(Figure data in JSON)
Begin

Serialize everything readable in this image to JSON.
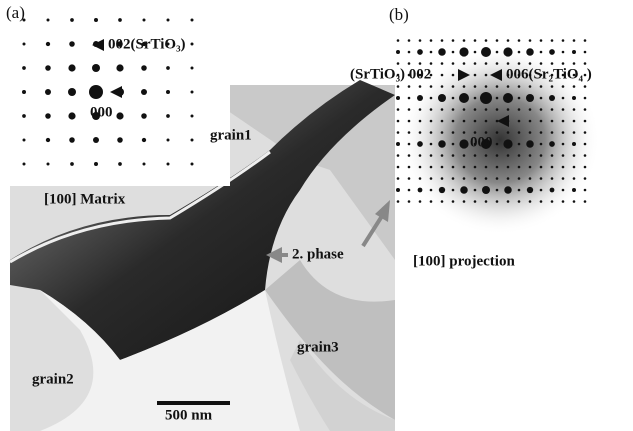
{
  "panel_a": {
    "label": "(a)",
    "spot_label": "002(SrTiO₃)",
    "center_label": "000",
    "caption": "[100] Matrix",
    "regions": [
      "grain1",
      "2. phase",
      "grain2",
      "grain3"
    ],
    "scale_bar": "500 nm"
  },
  "panel_b": {
    "label": "(b)",
    "left_label": "(SrTiO₃) 002",
    "right_label": "006(Sr₂TiO₄ )",
    "center_label": "000",
    "caption": "[100] projection"
  }
}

End

* [REQUIRED TASK] The word "caption" appears in how many lines of the records? Give the number only.

* [TASK RESPONSE] 2